__Requirements__. Quote the records that follow in full, leaving the pictures out.

***** Records *****

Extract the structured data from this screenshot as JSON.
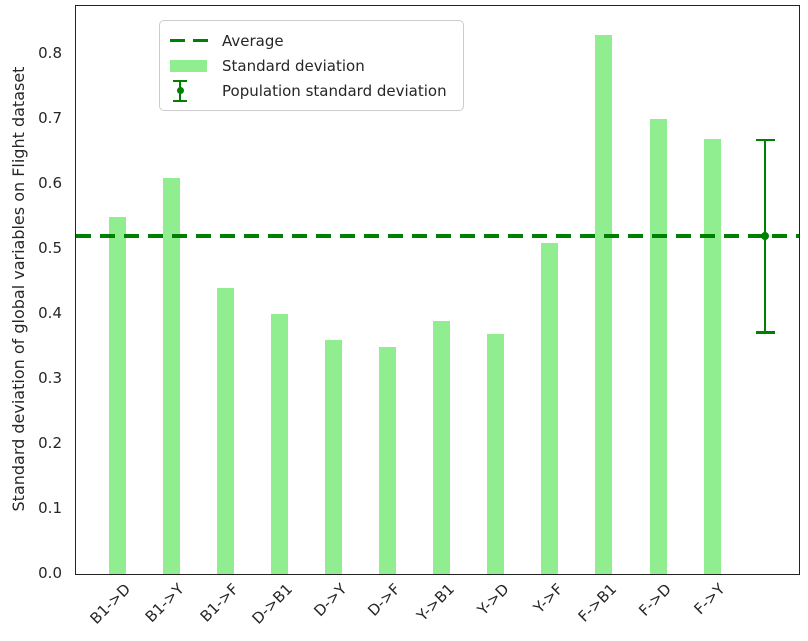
{
  "chart_data": {
    "type": "bar",
    "title": "",
    "xlabel": "",
    "ylabel": "Standard deviation of global variables on Flight dataset",
    "categories": [
      "B1->D",
      "B1->Y",
      "B1->F",
      "D->B1",
      "D->Y",
      "D->F",
      "Y->B1",
      "Y->D",
      "Y->F",
      "F->B1",
      "F->D",
      "F->Y"
    ],
    "values": [
      0.55,
      0.61,
      0.44,
      0.4,
      0.36,
      0.35,
      0.39,
      0.37,
      0.51,
      0.83,
      0.7,
      0.67
    ],
    "average_line": 0.52,
    "population_std": {
      "center": 0.52,
      "upper": 0.67,
      "lower": 0.37
    },
    "yticks": [
      0.0,
      0.1,
      0.2,
      0.3,
      0.4,
      0.5,
      0.6,
      0.7,
      0.8
    ],
    "ylim": [
      0,
      0.874
    ],
    "grid": false,
    "legend": {
      "position": "upper-left",
      "entries": [
        {
          "label": "Average",
          "type": "dashed-line"
        },
        {
          "label": "Standard deviation",
          "type": "bar"
        },
        {
          "label": "Population standard deviation",
          "type": "errorbar"
        }
      ]
    },
    "colors": {
      "bar": "#90EE90",
      "line": "#008000",
      "text": "#262626",
      "spine": "#222222",
      "legend_border": "#cccccc"
    }
  }
}
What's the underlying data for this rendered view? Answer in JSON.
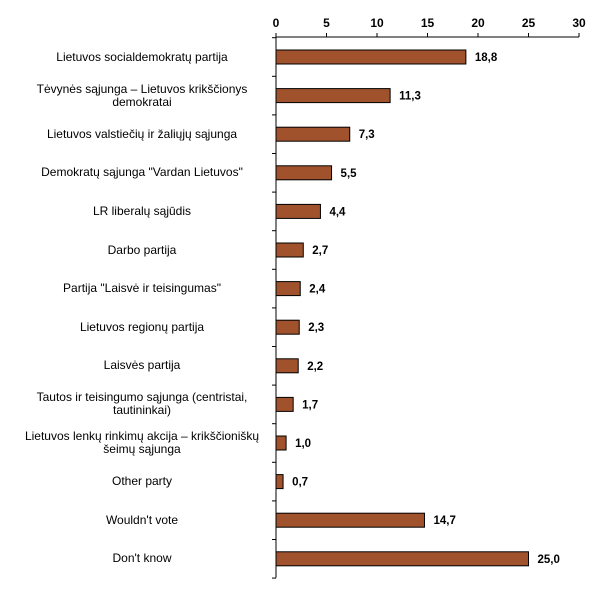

*****

__Completed exercise__.
Extract the structured data from this screenshot as JSON.
{
  "chart_data": {
    "type": "bar",
    "title": "",
    "xlabel": "",
    "ylabel": "Standard deviation of global variables on Flight dataset",
    "categories": [
      "B1->D",
      "B1->Y",
      "B1->F",
      "D->B1",
      "D->Y",
      "D->F",
      "Y->B1",
      "Y->D",
      "Y->F",
      "F->B1",
      "F->D",
      "F->Y"
    ],
    "values": [
      0.55,
      0.61,
      0.44,
      0.4,
      0.36,
      0.35,
      0.39,
      0.37,
      0.51,
      0.83,
      0.7,
      0.67
    ],
    "average_line": 0.52,
    "population_std": {
      "center": 0.52,
      "upper": 0.67,
      "lower": 0.37
    },
    "yticks": [
      0.0,
      0.1,
      0.2,
      0.3,
      0.4,
      0.5,
      0.6,
      0.7,
      0.8
    ],
    "ylim": [
      0,
      0.874
    ],
    "grid": false,
    "legend": {
      "position": "upper-left",
      "entries": [
        {
          "label": "Average",
          "type": "dashed-line"
        },
        {
          "label": "Standard deviation",
          "type": "bar"
        },
        {
          "label": "Population standard deviation",
          "type": "errorbar"
        }
      ]
    },
    "colors": {
      "bar": "#90EE90",
      "line": "#008000",
      "text": "#262626",
      "spine": "#222222",
      "legend_border": "#cccccc"
    }
  }
}
What's the underlying data for this rendered view? Answer in JSON.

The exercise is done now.